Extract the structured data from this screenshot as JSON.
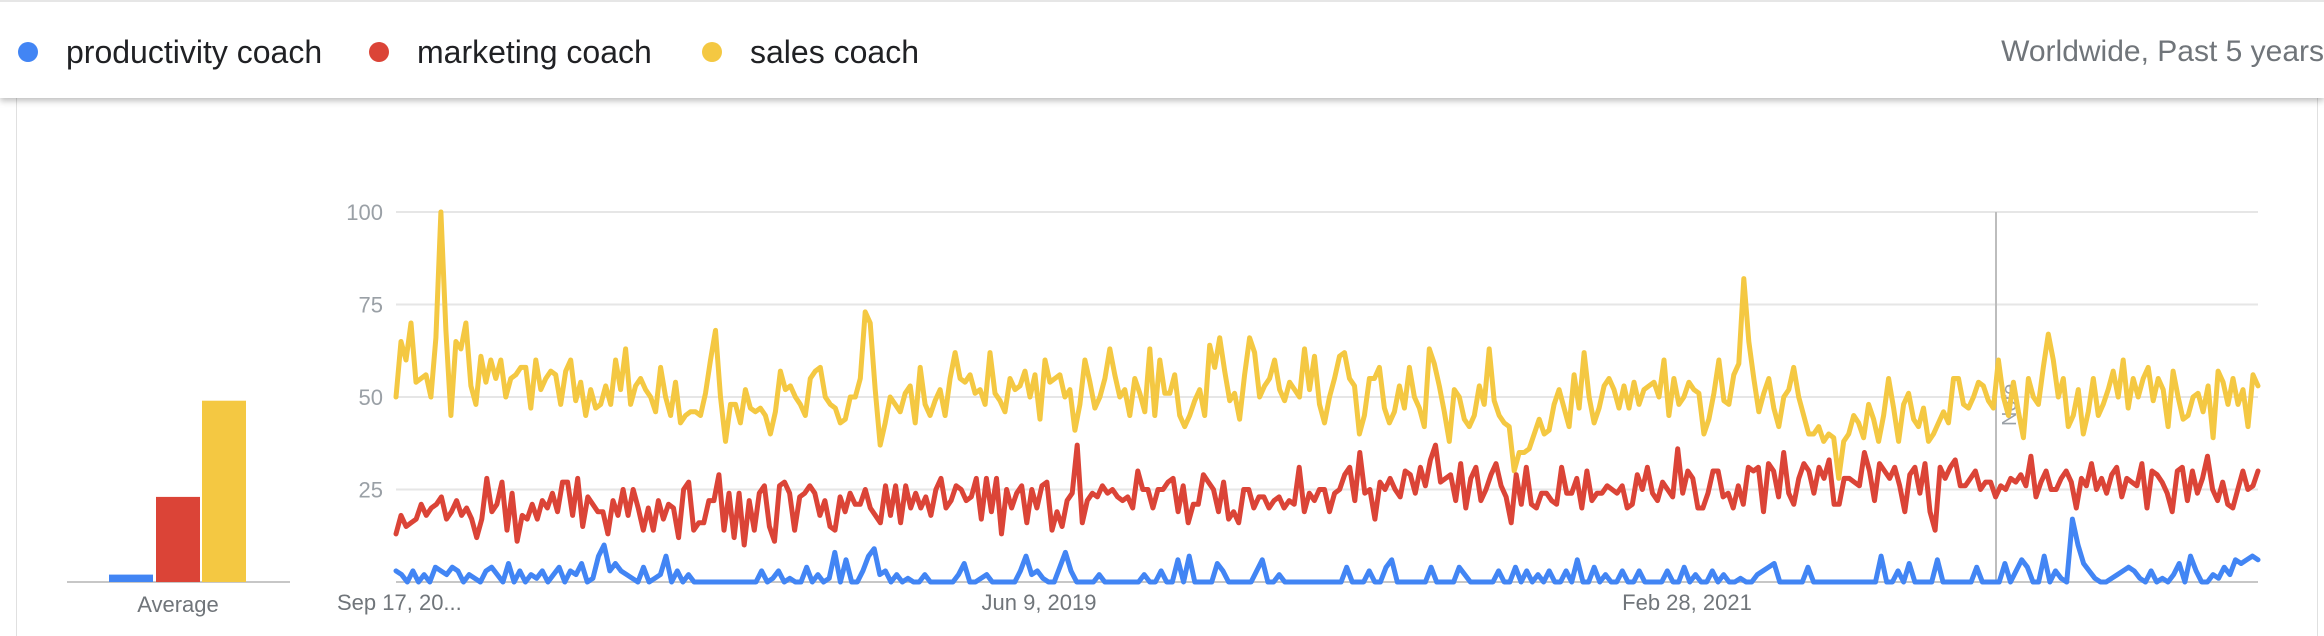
{
  "header": {
    "scope_label": "Worldwide, Past 5 years"
  },
  "legend": [
    {
      "label": "productivity coach",
      "color": "#4285f4"
    },
    {
      "label": "marketing coach",
      "color": "#db4437"
    },
    {
      "label": "sales coach",
      "color": "#f4c842"
    }
  ],
  "chart_data": [
    {
      "type": "bar",
      "categories": [
        "productivity coach",
        "marketing coach",
        "sales coach"
      ],
      "values": [
        2,
        23,
        49
      ],
      "xlabel": "Average",
      "colors": [
        "#4285f4",
        "#db4437",
        "#f4c842"
      ]
    },
    {
      "type": "line",
      "x_tick_labels": [
        "Sep 17, 20...",
        "Jun 9, 2019",
        "Feb 28, 2021"
      ],
      "y_tick_labels": [
        "100",
        "75",
        "50",
        "25"
      ],
      "ylim": [
        0,
        100
      ],
      "grid": true,
      "annotation": "Note",
      "series": [
        {
          "name": "productivity coach",
          "color": "#4285f4",
          "values": [
            3,
            2,
            0,
            3,
            0,
            2,
            0,
            4,
            3,
            2,
            4,
            3,
            0,
            2,
            1,
            0,
            3,
            4,
            2,
            0,
            5,
            0,
            3,
            0,
            2,
            1,
            3,
            0,
            2,
            4,
            0,
            3,
            2,
            5,
            0,
            1,
            7,
            10,
            3,
            5,
            3,
            2,
            1,
            0,
            4,
            0,
            1,
            2,
            7,
            0,
            3,
            0,
            2,
            0,
            0,
            0,
            0,
            0,
            0,
            0,
            0,
            0,
            0,
            0,
            0,
            3,
            0,
            1,
            3,
            0,
            1,
            0,
            0,
            4,
            0,
            2,
            0,
            1,
            8,
            0,
            6,
            0,
            0,
            3,
            7,
            9,
            2,
            3,
            0,
            2,
            0,
            1,
            0,
            0,
            2,
            0,
            0,
            0,
            0,
            0,
            2,
            5,
            0,
            0,
            1,
            2,
            0,
            0,
            0,
            0,
            0,
            3,
            7,
            2,
            3,
            1,
            0,
            0,
            4,
            8,
            3,
            0,
            0,
            0,
            0,
            2,
            0,
            0,
            0,
            0,
            0,
            0,
            0,
            2,
            0,
            0,
            3,
            0,
            0,
            6,
            0,
            7,
            0,
            0,
            0,
            0,
            5,
            3,
            0,
            0,
            0,
            0,
            0,
            3,
            6,
            0,
            0,
            2,
            0,
            0,
            0,
            0,
            0,
            0,
            0,
            0,
            0,
            0,
            0,
            4,
            0,
            0,
            0,
            3,
            0,
            0,
            4,
            6,
            0,
            0,
            0,
            0,
            0,
            0,
            4,
            0,
            0,
            0,
            0,
            4,
            2,
            0,
            0,
            0,
            0,
            0,
            3,
            0,
            0,
            4,
            0,
            3,
            0,
            2,
            0,
            3,
            0,
            0,
            3,
            0,
            6,
            0,
            0,
            4,
            0,
            2,
            0,
            0,
            3,
            0,
            0,
            3,
            0,
            0,
            0,
            0,
            3,
            0,
            0,
            4,
            0,
            2,
            0,
            0,
            3,
            0,
            2,
            0,
            0,
            1,
            0,
            0,
            2,
            3,
            4,
            5,
            0,
            0,
            0,
            0,
            0,
            4,
            0,
            0,
            0,
            0,
            0,
            0,
            0,
            0,
            0,
            0,
            0,
            0,
            7,
            0,
            0,
            3,
            0,
            5,
            0,
            0,
            0,
            0,
            6,
            0,
            0,
            0,
            0,
            0,
            0,
            4,
            0,
            0,
            0,
            0,
            5,
            0,
            3,
            6,
            4,
            0,
            0,
            7,
            0,
            3,
            1,
            0,
            17,
            10,
            5,
            3,
            1,
            0,
            0,
            1,
            2,
            3,
            4,
            3,
            1,
            0,
            3,
            0,
            1,
            0,
            2,
            5,
            0,
            7,
            3,
            0,
            0,
            2,
            1,
            4,
            2,
            6,
            5,
            6,
            7,
            6
          ]
        },
        {
          "name": "marketing coach",
          "color": "#db4437",
          "values": [
            13,
            18,
            15,
            16,
            17,
            21,
            18,
            20,
            21,
            23,
            17,
            19,
            22,
            18,
            20,
            17,
            12,
            17,
            28,
            19,
            21,
            27,
            14,
            24,
            11,
            18,
            17,
            21,
            17,
            22,
            20,
            24,
            19,
            27,
            27,
            18,
            28,
            15,
            23,
            21,
            19,
            19,
            13,
            22,
            18,
            25,
            18,
            25,
            20,
            14,
            20,
            14,
            22,
            17,
            21,
            20,
            12,
            25,
            27,
            14,
            16,
            16,
            22,
            22,
            29,
            14,
            24,
            12,
            24,
            10,
            22,
            14,
            24,
            26,
            15,
            11,
            26,
            27,
            24,
            14,
            23,
            24,
            26,
            24,
            18,
            22,
            15,
            14,
            23,
            19,
            24,
            21,
            21,
            25,
            20,
            18,
            16,
            26,
            18,
            26,
            16,
            26,
            20,
            24,
            20,
            23,
            18,
            25,
            28,
            20,
            22,
            26,
            25,
            22,
            23,
            28,
            17,
            28,
            19,
            28,
            13,
            25,
            20,
            24,
            26,
            16,
            25,
            20,
            26,
            27,
            14,
            19,
            15,
            22,
            24,
            37,
            16,
            22,
            24,
            23,
            26,
            24,
            25,
            23,
            22,
            23,
            20,
            30,
            25,
            25,
            20,
            25,
            25,
            27,
            28,
            19,
            26,
            16,
            21,
            21,
            29,
            27,
            25,
            19,
            27,
            17,
            19,
            16,
            25,
            25,
            20,
            23,
            23,
            20,
            22,
            23,
            20,
            22,
            21,
            31,
            19,
            24,
            22,
            25,
            25,
            19,
            24,
            25,
            29,
            31,
            22,
            35,
            24,
            25,
            17,
            27,
            25,
            28,
            25,
            23,
            30,
            29,
            24,
            31,
            26,
            33,
            37,
            27,
            28,
            29,
            22,
            32,
            20,
            28,
            31,
            22,
            25,
            29,
            32,
            26,
            23,
            16,
            29,
            21,
            31,
            21,
            20,
            24,
            24,
            22,
            21,
            31,
            24,
            24,
            28,
            20,
            30,
            22,
            24,
            24,
            26,
            25,
            24,
            26,
            20,
            21,
            29,
            25,
            31,
            24,
            22,
            27,
            25,
            23,
            36,
            24,
            30,
            28,
            20,
            20,
            24,
            30,
            30,
            23,
            24,
            20,
            26,
            21,
            31,
            30,
            31,
            19,
            32,
            30,
            23,
            35,
            24,
            21,
            28,
            32,
            30,
            24,
            31,
            28,
            33,
            21,
            21,
            28,
            28,
            27,
            26,
            35,
            30,
            22,
            32,
            30,
            28,
            31,
            26,
            19,
            29,
            31,
            24,
            32,
            19,
            14,
            31,
            28,
            31,
            33,
            26,
            26,
            28,
            30,
            25,
            27,
            27,
            23,
            26,
            25,
            28,
            27,
            29,
            26,
            34,
            23,
            27,
            30,
            25,
            25,
            28,
            30,
            27,
            20,
            28,
            26,
            32,
            25,
            28,
            24,
            29,
            31,
            23,
            28,
            27,
            26,
            32,
            20,
            30,
            29,
            27,
            24,
            19,
            30,
            31,
            22,
            30,
            24,
            28,
            34,
            25,
            22,
            27,
            21,
            20,
            25,
            30,
            25,
            26,
            30
          ]
        },
        {
          "name": "sales coach",
          "color": "#f4c842",
          "values": [
            50,
            65,
            60,
            70,
            54,
            55,
            56,
            50,
            66,
            100,
            68,
            45,
            65,
            63,
            70,
            53,
            48,
            61,
            54,
            60,
            55,
            60,
            50,
            55,
            56,
            58,
            58,
            47,
            60,
            52,
            55,
            57,
            56,
            48,
            57,
            60,
            49,
            54,
            45,
            52,
            47,
            48,
            53,
            48,
            60,
            52,
            63,
            48,
            53,
            55,
            52,
            50,
            46,
            58,
            50,
            45,
            54,
            43,
            45,
            46,
            46,
            45,
            51,
            60,
            68,
            50,
            38,
            48,
            48,
            43,
            52,
            47,
            46,
            47,
            45,
            40,
            46,
            57,
            52,
            53,
            50,
            48,
            45,
            55,
            57,
            58,
            50,
            48,
            47,
            43,
            44,
            50,
            50,
            55,
            73,
            70,
            52,
            37,
            43,
            50,
            48,
            46,
            51,
            53,
            43,
            58,
            48,
            45,
            49,
            52,
            45,
            55,
            62,
            55,
            54,
            56,
            51,
            52,
            48,
            62,
            51,
            49,
            46,
            55,
            52,
            53,
            57,
            50,
            56,
            44,
            60,
            54,
            55,
            56,
            50,
            52,
            41,
            48,
            60,
            54,
            47,
            50,
            55,
            63,
            56,
            50,
            52,
            45,
            55,
            51,
            46,
            63,
            45,
            60,
            51,
            51,
            56,
            45,
            42,
            45,
            49,
            52,
            45,
            64,
            58,
            66,
            57,
            49,
            51,
            44,
            56,
            66,
            62,
            50,
            53,
            55,
            60,
            52,
            49,
            54,
            52,
            50,
            63,
            52,
            61,
            48,
            43,
            50,
            55,
            61,
            62,
            55,
            53,
            40,
            45,
            55,
            55,
            58,
            47,
            43,
            46,
            53,
            47,
            58,
            50,
            47,
            42,
            63,
            59,
            53,
            46,
            38,
            52,
            50,
            44,
            42,
            45,
            53,
            48,
            63,
            49,
            45,
            43,
            42,
            30,
            35,
            35,
            36,
            40,
            44,
            40,
            41,
            48,
            52,
            47,
            42,
            56,
            47,
            62,
            50,
            43,
            47,
            53,
            55,
            52,
            47,
            53,
            47,
            54,
            48,
            52,
            53,
            54,
            50,
            60,
            45,
            55,
            48,
            50,
            54,
            52,
            51,
            40,
            44,
            51,
            60,
            49,
            48,
            56,
            59,
            82,
            65,
            55,
            46,
            51,
            55,
            47,
            42,
            50,
            52,
            58,
            50,
            45,
            40,
            40,
            42,
            38,
            40,
            39,
            28,
            38,
            40,
            45,
            43,
            39,
            48,
            44,
            38,
            45,
            55,
            47,
            38,
            48,
            51,
            44,
            42,
            47,
            38,
            40,
            43,
            46,
            43,
            55,
            55,
            48,
            47,
            50,
            54,
            53,
            49,
            47,
            60,
            50,
            45,
            54,
            46,
            39,
            55,
            50,
            48,
            58,
            67,
            60,
            50,
            55,
            42,
            45,
            52,
            40,
            46,
            55,
            45,
            48,
            52,
            57,
            50,
            60,
            47,
            55,
            50,
            55,
            58,
            49,
            55,
            52,
            42,
            57,
            50,
            44,
            45,
            50,
            51,
            46,
            53,
            39,
            57,
            54,
            48,
            55,
            48,
            52,
            42,
            56,
            53
          ]
        }
      ]
    }
  ]
}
=-=-=-=-=
◆ **REQUIRED TASK**
Filter the records, keeping only lines that contain "sales", and show those lines.

◆ **EXPECTED ANSWER**
      "label": "sales coach",
        "sales coach"
          "name": "sales coach",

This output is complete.